■ Dataset entries

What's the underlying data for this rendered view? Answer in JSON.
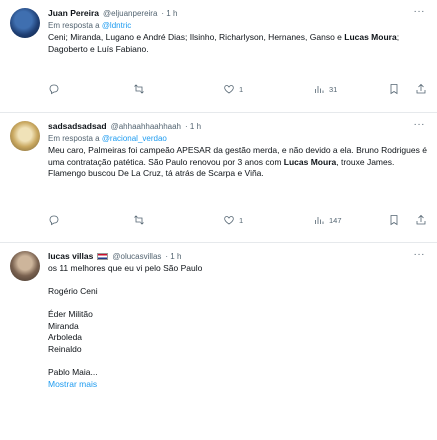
{
  "tweets": [
    {
      "name": "Juan Pereira",
      "handle": "@eljuanpereira",
      "time": "· 1 h",
      "reply_prefix": "Em resposta a ",
      "reply_to": "@ldntric",
      "text_parts": [
        "Ceni; Miranda, Lugano e André Dias; Ilsinho, Richarlyson, Hernanes, Ganso e ",
        "Lucas Moura",
        "; Dagoberto e Luís Fabiano."
      ],
      "replies": "",
      "retweets": "",
      "likes": "1",
      "views": "31"
    },
    {
      "name": "sadsadsadsad",
      "handle": "@ahhaahhaahhaah",
      "time": "· 1 h",
      "reply_prefix": "Em resposta a ",
      "reply_to": "@racional_verdao",
      "text_parts": [
        "Meu caro, Palmeiras foi campeão APESAR da gestão merda, e não devido a ela. Bruno Rodrigues é uma contratação patética. São Paulo renovou por 3 anos com ",
        "Lucas Moura",
        ", trouxe James. Flamengo buscou De La Cruz, tá atrás de Scarpa e Viña."
      ],
      "replies": "",
      "retweets": "",
      "likes": "1",
      "views": "147"
    },
    {
      "name": "lucas villas",
      "flag": "flag-icon",
      "handle": "@olucasvillas",
      "time": "· 1 h",
      "lines": [
        "os 11 melhores que eu vi pelo São Paulo",
        "",
        "Rogério Ceni",
        "",
        "Éder Militão",
        "Miranda",
        "Arboleda",
        "Reinaldo",
        "",
        "Pablo Maia..."
      ],
      "show_more": "Mostrar mais"
    }
  ],
  "colors": {
    "accent": "#1d9bf0",
    "secondary_text": "#536471",
    "divider": "#e6e9ec"
  }
}
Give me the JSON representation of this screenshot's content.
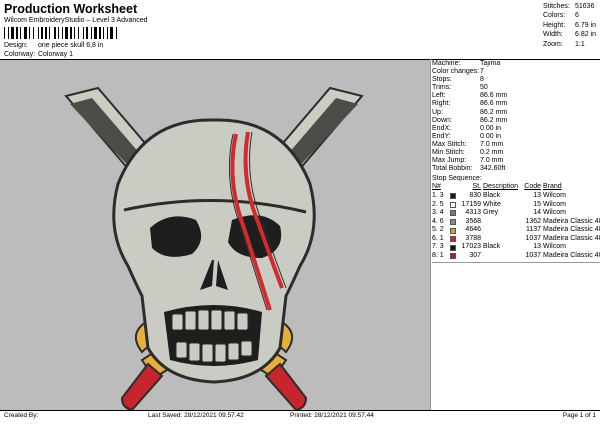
{
  "header": {
    "title": "Production Worksheet",
    "subtitle": "Wilcom EmbroideryStudio – Level 3 Advanced",
    "design_label": "Design:",
    "design_value": "one piece skull 6,8 in",
    "colorway_label": "Colorway:",
    "colorway_value": "Colorway 1"
  },
  "summary": [
    {
      "label": "Stitches:",
      "value": "51636"
    },
    {
      "label": "Colors:",
      "value": "6"
    },
    {
      "label": "Height:",
      "value": "6.79 in"
    },
    {
      "label": "Width:",
      "value": "6.82 in"
    },
    {
      "label": "Zoom:",
      "value": "1:1"
    }
  ],
  "machine": [
    {
      "label": "Machine:",
      "value": "Tajima"
    },
    {
      "label": "Color changes:",
      "value": "7"
    },
    {
      "label": "Stops:",
      "value": "8"
    },
    {
      "label": "Trims:",
      "value": "50"
    },
    {
      "label": "Left:",
      "value": "86.6 mm"
    },
    {
      "label": "Right:",
      "value": "86.6 mm"
    },
    {
      "label": "Up:",
      "value": "86.2 mm"
    },
    {
      "label": "Down:",
      "value": "86.2 mm"
    },
    {
      "label": "EndX:",
      "value": "0.00 in"
    },
    {
      "label": "EndY:",
      "value": "0.00 in"
    },
    {
      "label": "Max Stitch:",
      "value": "7.0 mm"
    },
    {
      "label": "Min Stitch:",
      "value": "0.2 mm"
    },
    {
      "label": "Max Jump:",
      "value": "7.0 mm"
    },
    {
      "label": "Total Bobbin:",
      "value": "342.60ft"
    }
  ],
  "stop_sequence": {
    "title": "Stop Sequence:",
    "headers": {
      "n": "N#",
      "st": "St.",
      "desc": "Description",
      "code": "Code",
      "brand": "Brand"
    },
    "rows": [
      {
        "num": "1. 3",
        "color": "#1a1a1a",
        "st": "830",
        "desc": "Black",
        "code": "13",
        "brand": "Wilcom"
      },
      {
        "num": "2. 5",
        "color": "#ffffff",
        "st": "17159",
        "desc": "White",
        "code": "15",
        "brand": "Wilcom"
      },
      {
        "num": "3. 4",
        "color": "#7a7a7a",
        "st": "4313",
        "desc": "Grey",
        "code": "14",
        "brand": "Wilcom"
      },
      {
        "num": "4. 6",
        "color": "#8a8a8a",
        "st": "3568",
        "desc": "",
        "code": "1362",
        "brand": "Madeira Classic 40"
      },
      {
        "num": "5. 2",
        "color": "#e8961e",
        "st": "4646",
        "desc": "",
        "code": "1137",
        "brand": "Madeira Classic 40"
      },
      {
        "num": "6. 1",
        "color": "#d8202a",
        "st": "3788",
        "desc": "",
        "code": "1037",
        "brand": "Madeira Classic 40"
      },
      {
        "num": "7. 3",
        "color": "#111111",
        "st": "17023",
        "desc": "Black",
        "code": "13",
        "brand": "Wilcom"
      },
      {
        "num": "8. 1",
        "color": "#b01822",
        "st": "307",
        "desc": "",
        "code": "1037",
        "brand": "Madeira Classic 40"
      }
    ]
  },
  "footer": {
    "created_by": "Created By:",
    "last_saved": "Last Saved: 28/12/2021 09.57.42",
    "printed": "Printed: 28/12/2021 09.57.44",
    "page": "Page 1 of 1"
  },
  "artwork": {
    "icon": "pirate-skull-crossed-swords-icon",
    "colors": {
      "background": "#bcbcbc",
      "blade": "#c9cec0",
      "skull": "#c9ccc2",
      "outline": "#2c2c2c",
      "gold": "#e7b03a",
      "red": "#c8242c",
      "scar": "#d22a2f"
    }
  }
}
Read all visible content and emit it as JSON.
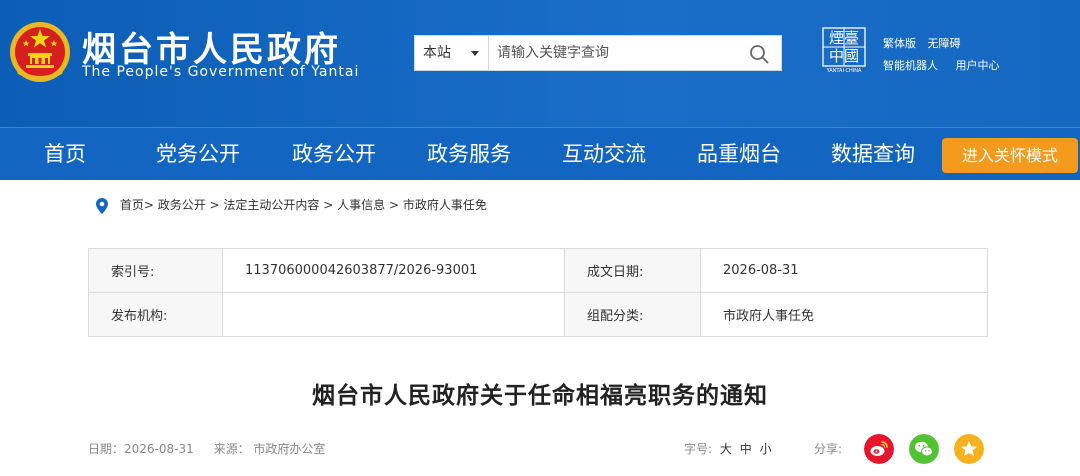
{
  "header": {
    "site_name": "烟台市人民政府",
    "site_name_en": "The People's Government of Yantai",
    "china_logo_text": "煙臺中國",
    "china_logo_caption": "YANTAI·CHINA",
    "links_row1": [
      "繁体版",
      "无障碍"
    ],
    "links_row2": [
      "智能机器人",
      "用户中心"
    ]
  },
  "search": {
    "scope": "本站",
    "placeholder": "请输入关键字查询"
  },
  "nav": {
    "items": [
      "首页",
      "党务公开",
      "政务公开",
      "政务服务",
      "互动交流",
      "品重烟台",
      "数据查询"
    ],
    "care_mode": "进入关怀模式"
  },
  "breadcrumb": [
    "首页",
    "政务公开",
    "法定主动公开内容",
    "人事信息",
    "市政府人事任免"
  ],
  "info": {
    "index_label": "索引号:",
    "index_value": "113706000042603877/2026-93001",
    "date_label": "成文日期:",
    "date_value": "2026-08-31",
    "publisher_label": "发布机构:",
    "publisher_value": "",
    "category_label": "组配分类:",
    "category_value": "市政府人事任免"
  },
  "article": {
    "title": "烟台市人民政府关于任命相福亮职务的通知",
    "date": "日期：2026-08-31",
    "source": "来源：  市政府办公室",
    "font_label": "字号:",
    "font_sizes": [
      "大",
      "中",
      "小"
    ],
    "share_label": "分享:"
  },
  "colors": {
    "header_blue": "#1266c2",
    "care_orange": "#f49b1d",
    "weibo_red": "#e6162d",
    "wechat_green": "#51c332",
    "favorite_yellow": "#f5b21e"
  }
}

■ What the task asks
Quote all the lines above exactly as given. Do not include the pictures.

■ Task response
What's the underlying data for this rendered view? Answer in JSON.
{
  "tweets": [
    {
      "name": "Juan Pereira",
      "handle": "@eljuanpereira",
      "time": "· 1 h",
      "reply_prefix": "Em resposta a ",
      "reply_to": "@ldntric",
      "text_parts": [
        "Ceni; Miranda, Lugano e André Dias; Ilsinho, Richarlyson, Hernanes, Ganso e ",
        "Lucas Moura",
        "; Dagoberto e Luís Fabiano."
      ],
      "replies": "",
      "retweets": "",
      "likes": "1",
      "views": "31"
    },
    {
      "name": "sadsadsadsad",
      "handle": "@ahhaahhaahhaah",
      "time": "· 1 h",
      "reply_prefix": "Em resposta a ",
      "reply_to": "@racional_verdao",
      "text_parts": [
        "Meu caro, Palmeiras foi campeão APESAR da gestão merda, e não devido a ela. Bruno Rodrigues é uma contratação patética. São Paulo renovou por 3 anos com ",
        "Lucas Moura",
        ", trouxe James. Flamengo buscou De La Cruz, tá atrás de Scarpa e Viña."
      ],
      "replies": "",
      "retweets": "",
      "likes": "1",
      "views": "147"
    },
    {
      "name": "lucas villas",
      "flag": "flag-icon",
      "handle": "@olucasvillas",
      "time": "· 1 h",
      "lines": [
        "os 11 melhores que eu vi pelo São Paulo",
        "",
        "Rogério Ceni",
        "",
        "Éder Militão",
        "Miranda",
        "Arboleda",
        "Reinaldo",
        "",
        "Pablo Maia..."
      ],
      "show_more": "Mostrar mais"
    }
  ],
  "colors": {
    "accent": "#1d9bf0",
    "secondary_text": "#536471",
    "divider": "#e6e9ec"
  }
}
Give me the JSON representation of this screenshot's content.
{
  "header": {
    "title": "Production Worksheet",
    "subtitle": "Wilcom EmbroideryStudio – Level 3 Advanced",
    "design_label": "Design:",
    "design_value": "one piece skull 6,8 in",
    "colorway_label": "Colorway:",
    "colorway_value": "Colorway 1"
  },
  "summary": [
    {
      "label": "Stitches:",
      "value": "51636"
    },
    {
      "label": "Colors:",
      "value": "6"
    },
    {
      "label": "Height:",
      "value": "6.79 in"
    },
    {
      "label": "Width:",
      "value": "6.82 in"
    },
    {
      "label": "Zoom:",
      "value": "1:1"
    }
  ],
  "machine": [
    {
      "label": "Machine:",
      "value": "Tajima"
    },
    {
      "label": "Color changes:",
      "value": "7"
    },
    {
      "label": "Stops:",
      "value": "8"
    },
    {
      "label": "Trims:",
      "value": "50"
    },
    {
      "label": "Left:",
      "value": "86.6 mm"
    },
    {
      "label": "Right:",
      "value": "86.6 mm"
    },
    {
      "label": "Up:",
      "value": "86.2 mm"
    },
    {
      "label": "Down:",
      "value": "86.2 mm"
    },
    {
      "label": "EndX:",
      "value": "0.00 in"
    },
    {
      "label": "EndY:",
      "value": "0.00 in"
    },
    {
      "label": "Max Stitch:",
      "value": "7.0 mm"
    },
    {
      "label": "Min Stitch:",
      "value": "0.2 mm"
    },
    {
      "label": "Max Jump:",
      "value": "7.0 mm"
    },
    {
      "label": "Total Bobbin:",
      "value": "342.60ft"
    }
  ],
  "stop_sequence": {
    "title": "Stop Sequence:",
    "headers": {
      "n": "N#",
      "st": "St.",
      "desc": "Description",
      "code": "Code",
      "brand": "Brand"
    },
    "rows": [
      {
        "num": "1. 3",
        "color": "#1a1a1a",
        "st": "830",
        "desc": "Black",
        "code": "13",
        "brand": "Wilcom"
      },
      {
        "num": "2. 5",
        "color": "#ffffff",
        "st": "17159",
        "desc": "White",
        "code": "15",
        "brand": "Wilcom"
      },
      {
        "num": "3. 4",
        "color": "#7a7a7a",
        "st": "4313",
        "desc": "Grey",
        "code": "14",
        "brand": "Wilcom"
      },
      {
        "num": "4. 6",
        "color": "#8a8a8a",
        "st": "3568",
        "desc": "",
        "code": "1362",
        "brand": "Madeira Classic 40"
      },
      {
        "num": "5. 2",
        "color": "#e8961e",
        "st": "4646",
        "desc": "",
        "code": "1137",
        "brand": "Madeira Classic 40"
      },
      {
        "num": "6. 1",
        "color": "#d8202a",
        "st": "3788",
        "desc": "",
        "code": "1037",
        "brand": "Madeira Classic 40"
      },
      {
        "num": "7. 3",
        "color": "#111111",
        "st": "17023",
        "desc": "Black",
        "code": "13",
        "brand": "Wilcom"
      },
      {
        "num": "8. 1",
        "color": "#b01822",
        "st": "307",
        "desc": "",
        "code": "1037",
        "brand": "Madeira Classic 40"
      }
    ]
  },
  "footer": {
    "created_by": "Created By:",
    "last_saved": "Last Saved: 28/12/2021 09.57.42",
    "printed": "Printed: 28/12/2021 09.57.44",
    "page": "Page 1 of 1"
  },
  "artwork": {
    "icon": "pirate-skull-crossed-swords-icon",
    "colors": {
      "background": "#bcbcbc",
      "blade": "#c9cec0",
      "skull": "#c9ccc2",
      "outline": "#2c2c2c",
      "gold": "#e7b03a",
      "red": "#c8242c",
      "scar": "#d22a2f"
    }
  }
}
Read all visible content and emit it as JSON.
{
  "header": {
    "site_name": "烟台市人民政府",
    "site_name_en": "The People's Government of Yantai",
    "china_logo_text": "煙臺中國",
    "china_logo_caption": "YANTAI·CHINA",
    "links_row1": [
      "繁体版",
      "无障碍"
    ],
    "links_row2": [
      "智能机器人",
      "用户中心"
    ]
  },
  "search": {
    "scope": "本站",
    "placeholder": "请输入关键字查询"
  },
  "nav": {
    "items": [
      "首页",
      "党务公开",
      "政务公开",
      "政务服务",
      "互动交流",
      "品重烟台",
      "数据查询"
    ],
    "care_mode": "进入关怀模式"
  },
  "breadcrumb": [
    "首页",
    "政务公开",
    "法定主动公开内容",
    "人事信息",
    "市政府人事任免"
  ],
  "info": {
    "index_label": "索引号:",
    "index_value": "113706000042603877/2026-93001",
    "date_label": "成文日期:",
    "date_value": "2026-08-31",
    "publisher_label": "发布机构:",
    "publisher_value": "",
    "category_label": "组配分类:",
    "category_value": "市政府人事任免"
  },
  "article": {
    "title": "烟台市人民政府关于任命相福亮职务的通知",
    "date": "日期：2026-08-31",
    "source": "来源：  市政府办公室",
    "font_label": "字号:",
    "font_sizes": [
      "大",
      "中",
      "小"
    ],
    "share_label": "分享:"
  },
  "colors": {
    "header_blue": "#1266c2",
    "care_orange": "#f49b1d",
    "weibo_red": "#e6162d",
    "wechat_green": "#51c332",
    "favorite_yellow": "#f5b21e"
  }
}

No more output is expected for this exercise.